>> BEGIN
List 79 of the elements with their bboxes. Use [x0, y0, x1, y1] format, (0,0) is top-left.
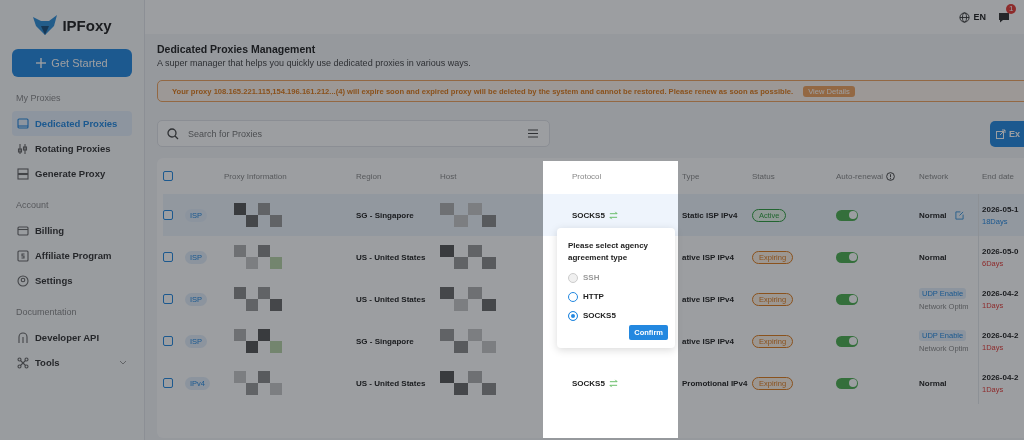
row-checkbox[interactable]: [163, 378, 173, 388]
sidebar-item[interactable]: Tools: [12, 350, 132, 375]
search-field[interactable]: Search for Proxies: [157, 120, 550, 147]
swap-icon[interactable]: [608, 378, 618, 388]
edit-icon[interactable]: [954, 210, 964, 220]
table-cell-text: US - United States: [356, 378, 427, 388]
tools-icon: [17, 356, 29, 369]
select-all-checkbox[interactable]: [163, 171, 173, 181]
auto-renewal-toggle[interactable]: [836, 335, 858, 347]
auto-renewal-toggle[interactable]: [836, 293, 858, 305]
sidebar-item[interactable]: Developer API: [12, 325, 132, 350]
row-checkbox[interactable]: [163, 294, 173, 304]
plus-icon: [36, 58, 47, 68]
popover-title: Please select agency agreement type: [568, 240, 650, 264]
language-selector[interactable]: EN: [959, 11, 986, 23]
sidebar-item[interactable]: Affiliate Program: [12, 243, 132, 268]
end-date: 2026-04-2: [982, 288, 1019, 298]
get-started-button[interactable]: Get Started: [12, 49, 132, 77]
end-date: 2026-04-2: [982, 372, 1019, 382]
search-icon: [167, 127, 179, 140]
chat-icon[interactable]: [998, 11, 1010, 23]
table-cell-text: US - United States: [356, 294, 427, 304]
option-label: HTTP: [583, 292, 604, 301]
swap-icon[interactable]: [608, 210, 618, 220]
auto-renewal-toggle[interactable]: [836, 377, 858, 389]
filter-icon[interactable]: [528, 129, 538, 138]
brand-name: IPFoxy: [62, 16, 112, 34]
column-header: Type: [682, 171, 700, 181]
column-header: Protocol: [572, 171, 602, 181]
table-cell-text: SG - Singapore: [356, 210, 415, 220]
auto-renewal-toggle[interactable]: [836, 209, 858, 221]
sidebar-item[interactable]: Billing: [12, 218, 132, 243]
table-cell: Normal: [919, 252, 947, 262]
sliders-icon: [17, 142, 29, 155]
page-title: Dedicated Proxies Management: [157, 43, 317, 55]
share-icon: [996, 128, 1006, 139]
column-header: Host: [440, 171, 457, 181]
chevron-down-icon[interactable]: [119, 360, 127, 365]
column-header: Auto-renewal: [836, 171, 884, 181]
sidebar-item[interactable]: Rotating Proxies: [12, 136, 132, 161]
section-heading: Documentation: [16, 307, 78, 317]
table-cell-text: ative ISP IPv4: [682, 252, 735, 262]
end-date: 2026-05-0: [982, 246, 1019, 256]
column-header: Status: [752, 171, 775, 181]
fox-logo-icon: [32, 14, 59, 36]
section-heading: My Proxies: [16, 93, 62, 103]
end-date: 2026-05-1: [982, 204, 1019, 214]
page-subtitle: A super manager that helps you quickly use dedicated proxies in various ways.: [157, 58, 472, 68]
credit-card-icon: [17, 224, 29, 237]
option-label: SOCKS5: [583, 311, 616, 320]
table-cell: SOCKS5: [572, 210, 605, 220]
row-checkbox[interactable]: [163, 336, 173, 346]
option-label: SSH: [583, 273, 600, 282]
table-cell: SOCKS5: [572, 378, 605, 388]
row-checkbox[interactable]: [163, 252, 173, 262]
table-cell-text: Promotional IPv4: [682, 378, 749, 388]
globe-icon: [959, 11, 971, 23]
section-heading: Account: [16, 200, 50, 210]
table-cell-text: US - United States: [356, 252, 427, 262]
notification-badge: 1: [1006, 3, 1017, 14]
table-cell-text: SG - Singapore: [356, 336, 415, 346]
column-header: Proxy Information: [224, 171, 287, 181]
radio-button[interactable]: [568, 291, 578, 302]
column-header: Network: [919, 171, 949, 181]
table-cell: Normal: [919, 210, 947, 220]
info-icon: [886, 171, 896, 181]
layers-icon: [17, 167, 29, 180]
table-cell-text: Static ISP IPv4: [682, 210, 739, 220]
row-checkbox[interactable]: [163, 210, 173, 220]
table-cell: Normal: [919, 378, 947, 388]
monitor-icon: [17, 117, 29, 130]
end-date: 2026-04-2: [982, 330, 1019, 340]
radio-button[interactable]: [568, 310, 578, 321]
table-cell-text: ative ISP IPv4: [682, 336, 735, 346]
dollar-icon: [17, 249, 29, 262]
sidebar-item[interactable]: Settings: [12, 268, 132, 293]
auto-renewal-toggle[interactable]: [836, 251, 858, 263]
table-cell-text: ative ISP IPv4: [682, 294, 735, 304]
sidebar-item[interactable]: Generate Proxy: [12, 161, 132, 186]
>> END
[Problem requirements]:
Rewrite all of the entries with "SG - Singapore" swapped for "DE - Germany" everywhere it appears, leaving everything else as it is. Leave out the picture.

[Exercise answer]:
List 79 of the elements with their bboxes. Use [x0, y0, x1, y1] format, (0,0) is top-left.
row-checkbox[interactable]: [163, 378, 173, 388]
sidebar-item[interactable]: Tools: [12, 350, 132, 375]
search-field[interactable]: Search for Proxies: [157, 120, 550, 147]
swap-icon[interactable]: [608, 378, 618, 388]
edit-icon[interactable]: [954, 210, 964, 220]
table-cell-text: US - United States: [356, 378, 427, 388]
tools-icon: [17, 356, 29, 369]
select-all-checkbox[interactable]: [163, 171, 173, 181]
auto-renewal-toggle[interactable]: [836, 335, 858, 347]
auto-renewal-toggle[interactable]: [836, 293, 858, 305]
sidebar-item[interactable]: Developer API: [12, 325, 132, 350]
row-checkbox[interactable]: [163, 294, 173, 304]
plus-icon: [36, 58, 47, 68]
popover-title: Please select agency agreement type: [568, 240, 650, 264]
language-selector[interactable]: EN: [959, 11, 986, 23]
sidebar-item[interactable]: Affiliate Program: [12, 243, 132, 268]
end-date: 2026-04-2: [982, 288, 1019, 298]
get-started-button[interactable]: Get Started: [12, 49, 132, 77]
end-date: 2026-04-2: [982, 372, 1019, 382]
search-icon: [167, 127, 179, 140]
chat-icon[interactable]: [998, 11, 1010, 23]
table-cell-text: US - United States: [356, 294, 427, 304]
option-label: HTTP: [583, 292, 604, 301]
swap-icon[interactable]: [608, 210, 618, 220]
auto-renewal-toggle[interactable]: [836, 377, 858, 389]
filter-icon[interactable]: [528, 129, 538, 138]
brand-name: IPFoxy: [62, 16, 112, 34]
column-header: Type: [682, 171, 700, 181]
column-header: Protocol: [572, 171, 602, 181]
table-cell-text: DE - Germany: [356, 210, 415, 220]
auto-renewal-toggle[interactable]: [836, 209, 858, 221]
sidebar-item[interactable]: Billing: [12, 218, 132, 243]
table-cell: Normal: [919, 252, 947, 262]
sliders-icon: [17, 142, 29, 155]
page-title: Dedicated Proxies Management: [157, 43, 317, 55]
share-icon: [996, 128, 1006, 139]
column-header: Host: [440, 171, 457, 181]
chevron-down-icon[interactable]: [119, 360, 127, 365]
column-header: Auto-renewal: [836, 171, 884, 181]
sidebar-item[interactable]: Rotating Proxies: [12, 136, 132, 161]
section-heading: Documentation: [16, 307, 78, 317]
table-cell-text: ative ISP IPv4: [682, 252, 735, 262]
end-date: 2026-05-0: [982, 246, 1019, 256]
column-header: Status: [752, 171, 775, 181]
fox-logo-icon: [32, 14, 59, 36]
section-heading: My Proxies: [16, 93, 62, 103]
end-date: 2026-05-1: [982, 204, 1019, 214]
page-subtitle: A super manager that helps you quickly use dedicated proxies in various ways.: [157, 58, 472, 68]
credit-card-icon: [17, 224, 29, 237]
option-label: SOCKS5: [583, 311, 616, 320]
table-cell: SOCKS5: [572, 210, 605, 220]
row-checkbox[interactable]: [163, 336, 173, 346]
option-label: SSH: [583, 273, 600, 282]
table-cell: SOCKS5: [572, 378, 605, 388]
row-checkbox[interactable]: [163, 252, 173, 262]
table-cell-text: Promotional IPv4: [682, 378, 749, 388]
globe-icon: [959, 11, 971, 23]
section-heading: Account: [16, 200, 50, 210]
table-cell-text: US - United States: [356, 252, 427, 262]
notification-badge: 1: [1006, 3, 1017, 14]
table-cell-text: DE - Germany: [356, 336, 415, 346]
column-header: Proxy Information: [224, 171, 287, 181]
radio-button[interactable]: [568, 291, 578, 302]
column-header: Network: [919, 171, 949, 181]
table-cell: Normal: [919, 210, 947, 220]
info-icon: [886, 171, 896, 181]
layers-icon: [17, 167, 29, 180]
table-cell-text: Static ISP IPv4: [682, 210, 739, 220]
row-checkbox[interactable]: [163, 210, 173, 220]
table-cell: Normal: [919, 378, 947, 388]
monitor-icon: [17, 117, 29, 130]
end-date: 2026-04-2: [982, 330, 1019, 340]
radio-button[interactable]: [568, 310, 578, 321]
table-cell-text: ative ISP IPv4: [682, 336, 735, 346]
dollar-icon: [17, 249, 29, 262]
sidebar-item[interactable]: Settings: [12, 268, 132, 293]
auto-renewal-toggle[interactable]: [836, 251, 858, 263]
table-cell-text: ative ISP IPv4: [682, 294, 735, 304]
sidebar-item[interactable]: Generate Proxy: [12, 161, 132, 186]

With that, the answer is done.